[start of DATA PROVIDED]
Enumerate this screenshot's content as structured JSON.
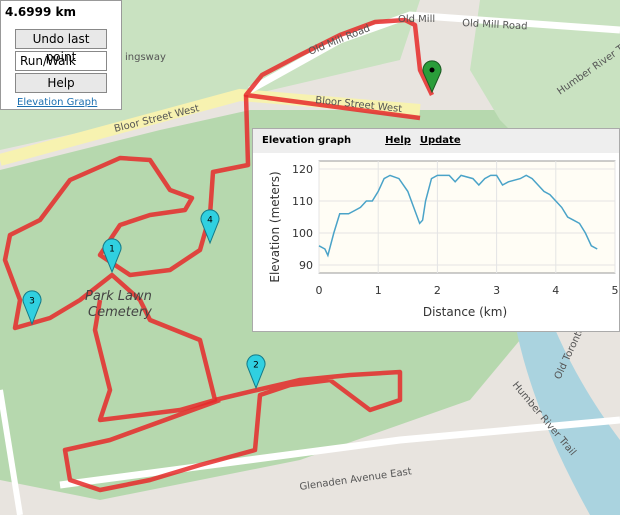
{
  "controls": {
    "distance": "4.6999 km",
    "undo": "Undo last point",
    "mode": "Run/Walk",
    "help": "Help",
    "elevation_link": "Elevation Graph"
  },
  "map": {
    "labels": [
      "Old Mill",
      "Old Mill Road",
      "Old Mill Road",
      "Bloor Street West",
      "Bloor Street West",
      "ingsway",
      "Park Lawn",
      "Cemetery",
      "Glenaden Avenue East",
      "Humber River Trail",
      "Humber River Trail",
      "Old Toronto"
    ],
    "markers": [
      "1",
      "2",
      "3",
      "4"
    ]
  },
  "panel": {
    "title": "Elevation graph",
    "help": "Help",
    "update": "Update"
  },
  "chart_data": {
    "type": "line",
    "x_label": "Distance (km)",
    "y_label": "Elevation (meters)",
    "series": [
      {
        "color": "#4aa3c8",
        "x": [
          0,
          0.1,
          0.15,
          0.25,
          0.35,
          0.5,
          0.6,
          0.7,
          0.8,
          0.9,
          1.0,
          1.1,
          1.2,
          1.35,
          1.5,
          1.6,
          1.7,
          1.75,
          1.8,
          1.9,
          2.0,
          2.2,
          2.3,
          2.4,
          2.6,
          2.7,
          2.8,
          2.9,
          3.0,
          3.1,
          3.2,
          3.4,
          3.5,
          3.6,
          3.7,
          3.8,
          3.9,
          4.0,
          4.1,
          4.2,
          4.3,
          4.4,
          4.5,
          4.6,
          4.7
        ],
        "values": [
          96,
          95,
          93,
          100,
          106,
          106,
          107,
          108,
          110,
          110,
          113,
          117,
          118,
          117,
          113,
          108,
          103,
          104,
          110,
          117,
          118,
          118,
          116,
          118,
          117,
          115,
          117,
          118,
          118,
          115,
          116,
          117,
          118,
          117,
          115,
          113,
          112,
          110,
          108,
          105,
          104,
          103,
          100,
          96,
          95
        ]
      }
    ],
    "xlim": [
      0,
      5
    ],
    "xticks": [
      0,
      1,
      2,
      3,
      4,
      5
    ],
    "ylim": [
      87.5,
      122.5
    ],
    "yticks": [
      90,
      100,
      110,
      120
    ],
    "grid": true
  }
}
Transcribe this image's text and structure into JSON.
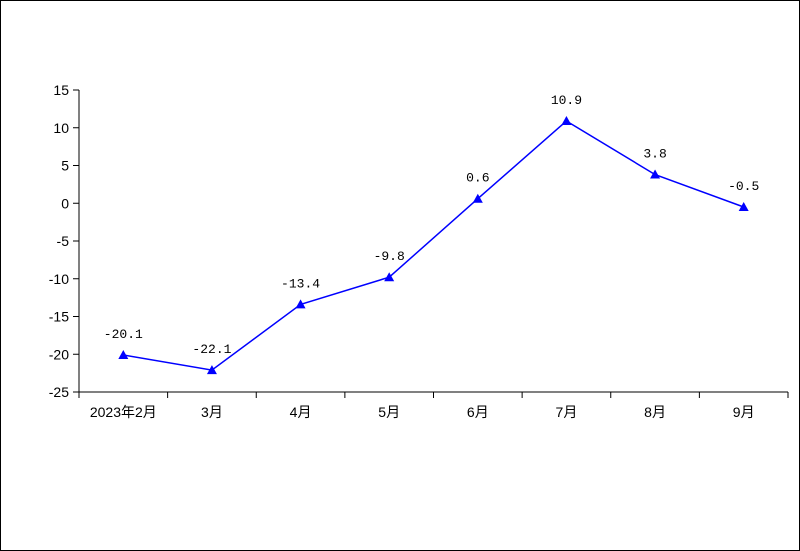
{
  "chart_data": {
    "type": "line",
    "categories": [
      "2023年2月",
      "3月",
      "4月",
      "5月",
      "6月",
      "7月",
      "8月",
      "9月"
    ],
    "series": [
      {
        "values": [
          -20.1,
          -22.1,
          -13.4,
          -9.8,
          0.6,
          10.9,
          3.8,
          -0.5
        ],
        "color": "#0000ff",
        "marker": "triangle"
      }
    ],
    "data_labels": [
      "-20.1",
      "-22.1",
      "-13.4",
      "-9.8",
      "0.6",
      "10.9",
      "3.8",
      "-0.5"
    ],
    "y_ticks": [
      15,
      10,
      5,
      0,
      -5,
      -10,
      -15,
      -20,
      -25
    ],
    "ylim": [
      -25,
      15
    ],
    "grid": false,
    "legend": "none"
  }
}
[end of DATA PROVIDED]
## WRITTEN REQUEST
Copy the material shown above in full and exactly. Skip the pictures.

## EXERCISE SOLUTION
Enumerate this screenshot's content as structured JSON.
{
  "controls": {
    "distance": "4.6999 km",
    "undo": "Undo last point",
    "mode": "Run/Walk",
    "help": "Help",
    "elevation_link": "Elevation Graph"
  },
  "map": {
    "labels": [
      "Old Mill",
      "Old Mill Road",
      "Old Mill Road",
      "Bloor Street West",
      "Bloor Street West",
      "ingsway",
      "Park Lawn",
      "Cemetery",
      "Glenaden Avenue East",
      "Humber River Trail",
      "Humber River Trail",
      "Old Toronto"
    ],
    "markers": [
      "1",
      "2",
      "3",
      "4"
    ]
  },
  "panel": {
    "title": "Elevation graph",
    "help": "Help",
    "update": "Update"
  },
  "chart_data": {
    "type": "line",
    "x_label": "Distance (km)",
    "y_label": "Elevation (meters)",
    "series": [
      {
        "color": "#4aa3c8",
        "x": [
          0,
          0.1,
          0.15,
          0.25,
          0.35,
          0.5,
          0.6,
          0.7,
          0.8,
          0.9,
          1.0,
          1.1,
          1.2,
          1.35,
          1.5,
          1.6,
          1.7,
          1.75,
          1.8,
          1.9,
          2.0,
          2.2,
          2.3,
          2.4,
          2.6,
          2.7,
          2.8,
          2.9,
          3.0,
          3.1,
          3.2,
          3.4,
          3.5,
          3.6,
          3.7,
          3.8,
          3.9,
          4.0,
          4.1,
          4.2,
          4.3,
          4.4,
          4.5,
          4.6,
          4.7
        ],
        "values": [
          96,
          95,
          93,
          100,
          106,
          106,
          107,
          108,
          110,
          110,
          113,
          117,
          118,
          117,
          113,
          108,
          103,
          104,
          110,
          117,
          118,
          118,
          116,
          118,
          117,
          115,
          117,
          118,
          118,
          115,
          116,
          117,
          118,
          117,
          115,
          113,
          112,
          110,
          108,
          105,
          104,
          103,
          100,
          96,
          95
        ]
      }
    ],
    "xlim": [
      0,
      5
    ],
    "xticks": [
      0,
      1,
      2,
      3,
      4,
      5
    ],
    "ylim": [
      87.5,
      122.5
    ],
    "yticks": [
      90,
      100,
      110,
      120
    ],
    "grid": true
  }
}
Transcribe this image's text and structure into JSON.
{
  "chart_data": {
    "type": "line",
    "categories": [
      "2023年2月",
      "3月",
      "4月",
      "5月",
      "6月",
      "7月",
      "8月",
      "9月"
    ],
    "series": [
      {
        "values": [
          -20.1,
          -22.1,
          -13.4,
          -9.8,
          0.6,
          10.9,
          3.8,
          -0.5
        ],
        "color": "#0000ff",
        "marker": "triangle"
      }
    ],
    "data_labels": [
      "-20.1",
      "-22.1",
      "-13.4",
      "-9.8",
      "0.6",
      "10.9",
      "3.8",
      "-0.5"
    ],
    "y_ticks": [
      15,
      10,
      5,
      0,
      -5,
      -10,
      -15,
      -20,
      -25
    ],
    "ylim": [
      -25,
      15
    ],
    "grid": false,
    "legend": "none"
  }
}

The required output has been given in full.